◆ **REQUEST A**
Check each statement against the OGV P0 fix report below and answer yes or no, quoting the words of the report that decide it. (i) The listener guard is in the file agent_data/pg_vector_listener.py. (ii) The listener change takes effect without a container restart because the listener supports hot-reload. (iii) On a soft-delete, the trigger emitted op='DELETE'.

◆ **PROVIDED TEXT**
KB-6197

OGV P0 Fix — Soft-Delete Vector Resurrection (2026-05-03)

7 min read Revision 1
ogv-p0fixvector-syncreportdieu38

title: OGV P0 Fix — Soft-Delete Vector Resurrection date: 2026-05-03 status: COMPLETE scope: agent-data listener + fn_kb_notify_vector_sync trigger + targeted Qdrant cleanup

OGV P0 Fix Report — 2026-05-03

Bug

Soft-deleting a kb_documents row (DELETE /documents/{id}) caused the vector to be resurrected in Qdrant. Flow:

API delete → Qdrant delete  ✅
           → PG UPDATE sets data.deleted_at = now  →  trigger emits op='UPDATE'
           → listener calls upsert_document() → vector re-created  ❌ (orphan)

Root cause:

  • fn_kb_notify_vector_sync did not differentiate soft-delete UPDATE from ordinary content UPDATE — body still has content, so it emitted op='UPDATE'.
  • pg_vector_listener.py had no deleted_at / vector_status guard before upserting.

Fix — defense in depth (two independent layers)

Layer 1: Listener guard

File: agent_data/pg_vector_listener.py (host SSOT /opt/incomex/docker/agent-data-repo/, copied into container; container restart required because the PG LISTEN thread is daemonized and has no hot-reload path).

◆ **REQUEST B**
Change "bbox" to "bounding box" in the records, starting with their first line and going on through the line with "date-format-line: AAAA-MM-GG /". Give back only those lines, with nothing else altered.

◆ **SUPPLIED INFORMATION**
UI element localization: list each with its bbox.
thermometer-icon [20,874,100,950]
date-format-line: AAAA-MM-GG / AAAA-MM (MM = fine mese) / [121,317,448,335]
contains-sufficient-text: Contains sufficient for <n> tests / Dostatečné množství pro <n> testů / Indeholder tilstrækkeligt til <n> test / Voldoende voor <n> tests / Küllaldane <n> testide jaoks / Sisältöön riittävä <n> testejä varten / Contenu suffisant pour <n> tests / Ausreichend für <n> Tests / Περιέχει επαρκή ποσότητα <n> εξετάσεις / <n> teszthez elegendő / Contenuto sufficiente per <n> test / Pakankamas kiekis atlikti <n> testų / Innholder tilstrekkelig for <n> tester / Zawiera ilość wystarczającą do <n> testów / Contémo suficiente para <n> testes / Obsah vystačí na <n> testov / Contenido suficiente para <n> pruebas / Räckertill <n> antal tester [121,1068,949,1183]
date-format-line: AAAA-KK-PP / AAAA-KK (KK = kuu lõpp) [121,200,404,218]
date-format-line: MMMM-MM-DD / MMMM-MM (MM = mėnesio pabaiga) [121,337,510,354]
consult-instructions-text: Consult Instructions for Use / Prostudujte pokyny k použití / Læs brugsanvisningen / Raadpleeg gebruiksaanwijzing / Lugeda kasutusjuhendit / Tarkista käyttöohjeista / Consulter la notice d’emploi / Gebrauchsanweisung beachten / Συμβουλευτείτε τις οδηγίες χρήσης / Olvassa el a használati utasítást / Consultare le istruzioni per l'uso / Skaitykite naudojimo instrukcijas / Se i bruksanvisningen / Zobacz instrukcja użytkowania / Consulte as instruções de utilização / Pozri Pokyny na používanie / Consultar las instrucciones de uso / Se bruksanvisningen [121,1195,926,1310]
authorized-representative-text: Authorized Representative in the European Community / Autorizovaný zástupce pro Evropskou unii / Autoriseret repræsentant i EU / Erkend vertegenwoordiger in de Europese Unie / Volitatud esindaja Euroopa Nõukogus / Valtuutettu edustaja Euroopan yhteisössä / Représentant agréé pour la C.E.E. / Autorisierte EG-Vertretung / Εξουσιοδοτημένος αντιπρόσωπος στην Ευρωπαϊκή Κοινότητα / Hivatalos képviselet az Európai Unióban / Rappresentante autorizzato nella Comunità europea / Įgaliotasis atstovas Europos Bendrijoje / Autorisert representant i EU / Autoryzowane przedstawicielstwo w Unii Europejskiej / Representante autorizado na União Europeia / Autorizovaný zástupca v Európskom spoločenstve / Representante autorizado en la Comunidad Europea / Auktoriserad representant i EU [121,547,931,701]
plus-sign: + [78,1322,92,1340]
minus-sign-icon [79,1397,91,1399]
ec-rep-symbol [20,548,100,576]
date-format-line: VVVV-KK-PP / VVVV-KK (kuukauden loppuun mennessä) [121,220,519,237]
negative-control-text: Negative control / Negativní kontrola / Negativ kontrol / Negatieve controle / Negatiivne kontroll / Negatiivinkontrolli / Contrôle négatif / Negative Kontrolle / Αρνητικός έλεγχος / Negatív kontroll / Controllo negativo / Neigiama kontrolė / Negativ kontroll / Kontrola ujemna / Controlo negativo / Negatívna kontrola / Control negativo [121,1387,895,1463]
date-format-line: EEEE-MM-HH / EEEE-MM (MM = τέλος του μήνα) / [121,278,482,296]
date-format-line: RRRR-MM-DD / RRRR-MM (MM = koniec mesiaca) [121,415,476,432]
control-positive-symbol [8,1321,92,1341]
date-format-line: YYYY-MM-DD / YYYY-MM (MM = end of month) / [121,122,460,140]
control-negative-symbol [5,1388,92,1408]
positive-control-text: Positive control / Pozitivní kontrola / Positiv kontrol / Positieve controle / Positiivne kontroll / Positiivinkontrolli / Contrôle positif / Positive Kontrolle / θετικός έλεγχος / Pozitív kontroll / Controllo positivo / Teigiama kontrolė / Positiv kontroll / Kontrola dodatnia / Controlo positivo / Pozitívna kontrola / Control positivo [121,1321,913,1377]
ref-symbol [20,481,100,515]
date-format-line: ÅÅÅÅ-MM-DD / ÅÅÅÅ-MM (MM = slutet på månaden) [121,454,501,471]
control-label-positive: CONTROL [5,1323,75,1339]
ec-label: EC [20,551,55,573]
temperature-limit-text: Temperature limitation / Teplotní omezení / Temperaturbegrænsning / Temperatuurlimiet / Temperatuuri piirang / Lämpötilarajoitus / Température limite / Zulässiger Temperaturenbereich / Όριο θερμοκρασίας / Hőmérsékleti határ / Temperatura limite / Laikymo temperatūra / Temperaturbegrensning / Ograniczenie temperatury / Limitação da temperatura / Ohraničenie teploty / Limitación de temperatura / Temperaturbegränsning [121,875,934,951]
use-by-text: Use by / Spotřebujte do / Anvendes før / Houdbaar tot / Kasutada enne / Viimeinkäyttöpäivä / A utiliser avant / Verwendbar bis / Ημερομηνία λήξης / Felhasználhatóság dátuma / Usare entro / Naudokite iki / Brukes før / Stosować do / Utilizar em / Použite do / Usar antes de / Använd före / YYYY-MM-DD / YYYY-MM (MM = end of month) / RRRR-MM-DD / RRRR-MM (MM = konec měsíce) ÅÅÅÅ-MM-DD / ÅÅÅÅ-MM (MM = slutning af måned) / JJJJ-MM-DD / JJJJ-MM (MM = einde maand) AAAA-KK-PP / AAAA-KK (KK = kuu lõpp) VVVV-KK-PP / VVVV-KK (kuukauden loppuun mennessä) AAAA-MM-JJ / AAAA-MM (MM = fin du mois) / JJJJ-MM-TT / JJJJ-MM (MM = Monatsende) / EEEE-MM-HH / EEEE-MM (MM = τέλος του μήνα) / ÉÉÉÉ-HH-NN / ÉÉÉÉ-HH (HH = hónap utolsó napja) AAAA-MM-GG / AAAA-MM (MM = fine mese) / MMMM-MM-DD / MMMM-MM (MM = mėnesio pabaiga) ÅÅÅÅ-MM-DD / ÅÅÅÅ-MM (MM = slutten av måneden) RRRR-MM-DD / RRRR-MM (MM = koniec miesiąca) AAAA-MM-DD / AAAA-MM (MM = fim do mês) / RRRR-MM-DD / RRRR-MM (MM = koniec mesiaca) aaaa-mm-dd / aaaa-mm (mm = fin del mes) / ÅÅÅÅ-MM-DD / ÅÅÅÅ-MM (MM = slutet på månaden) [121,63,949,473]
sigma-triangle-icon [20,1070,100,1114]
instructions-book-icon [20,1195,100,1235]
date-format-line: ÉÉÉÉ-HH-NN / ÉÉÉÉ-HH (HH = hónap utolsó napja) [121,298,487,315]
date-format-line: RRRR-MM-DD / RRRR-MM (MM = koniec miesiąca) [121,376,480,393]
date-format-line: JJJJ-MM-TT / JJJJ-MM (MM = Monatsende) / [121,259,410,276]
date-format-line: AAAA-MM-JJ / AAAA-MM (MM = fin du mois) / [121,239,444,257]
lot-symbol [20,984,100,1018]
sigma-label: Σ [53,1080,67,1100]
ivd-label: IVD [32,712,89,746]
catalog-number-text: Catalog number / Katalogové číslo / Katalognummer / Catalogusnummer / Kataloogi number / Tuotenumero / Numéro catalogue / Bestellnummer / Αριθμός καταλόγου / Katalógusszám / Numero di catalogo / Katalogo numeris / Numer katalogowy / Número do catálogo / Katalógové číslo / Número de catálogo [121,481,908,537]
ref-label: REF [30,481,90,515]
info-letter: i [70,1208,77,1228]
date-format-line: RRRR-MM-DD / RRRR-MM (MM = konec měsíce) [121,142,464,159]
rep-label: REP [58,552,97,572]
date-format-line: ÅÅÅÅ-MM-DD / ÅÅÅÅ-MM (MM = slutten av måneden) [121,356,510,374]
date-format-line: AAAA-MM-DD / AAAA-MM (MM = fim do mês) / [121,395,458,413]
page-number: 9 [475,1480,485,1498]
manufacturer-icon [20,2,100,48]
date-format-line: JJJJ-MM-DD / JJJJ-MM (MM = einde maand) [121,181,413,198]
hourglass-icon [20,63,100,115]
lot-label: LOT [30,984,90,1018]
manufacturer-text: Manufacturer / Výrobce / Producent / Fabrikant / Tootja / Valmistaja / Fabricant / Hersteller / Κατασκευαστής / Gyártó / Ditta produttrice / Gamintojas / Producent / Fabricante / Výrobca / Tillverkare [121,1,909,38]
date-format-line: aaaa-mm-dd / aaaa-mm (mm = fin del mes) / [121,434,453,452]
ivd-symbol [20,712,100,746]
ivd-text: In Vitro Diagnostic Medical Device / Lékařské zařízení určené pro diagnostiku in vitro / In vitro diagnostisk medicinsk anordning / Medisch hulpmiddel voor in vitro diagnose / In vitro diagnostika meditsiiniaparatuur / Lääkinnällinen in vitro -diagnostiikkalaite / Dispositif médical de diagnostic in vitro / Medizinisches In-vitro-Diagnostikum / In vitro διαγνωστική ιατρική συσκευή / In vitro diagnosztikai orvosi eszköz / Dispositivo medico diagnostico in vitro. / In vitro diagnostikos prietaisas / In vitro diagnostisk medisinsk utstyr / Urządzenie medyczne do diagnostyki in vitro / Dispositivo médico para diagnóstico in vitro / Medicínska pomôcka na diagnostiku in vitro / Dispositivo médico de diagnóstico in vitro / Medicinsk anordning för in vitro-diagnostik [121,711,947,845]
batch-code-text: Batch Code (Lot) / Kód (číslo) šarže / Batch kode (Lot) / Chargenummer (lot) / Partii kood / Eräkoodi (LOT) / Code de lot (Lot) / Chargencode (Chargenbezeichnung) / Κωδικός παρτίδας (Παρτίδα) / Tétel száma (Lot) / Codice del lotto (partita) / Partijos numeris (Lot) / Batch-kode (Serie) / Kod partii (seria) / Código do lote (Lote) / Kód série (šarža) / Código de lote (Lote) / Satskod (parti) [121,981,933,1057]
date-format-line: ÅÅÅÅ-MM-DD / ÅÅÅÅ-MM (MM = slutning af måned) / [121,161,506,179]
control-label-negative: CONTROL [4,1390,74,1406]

◆ **COMPLETE RESPONSE A**
(i) Yes: "File: agent_data/pg_vector_listener.py"
(ii) No: "container restart required because the PG LISTEN thread is daemonized and has no hot-reload path"
(iii) No: "body still has content, so it emitted op='UPDATE'"

◆ **COMPLETE RESPONSE B**
UI element localization: list each with its bounding box.
thermometer-icon [20,874,100,950]
date-format-line: AAAA-MM-GG / AAAA-MM (MM = fine mese) / [121,317,448,335]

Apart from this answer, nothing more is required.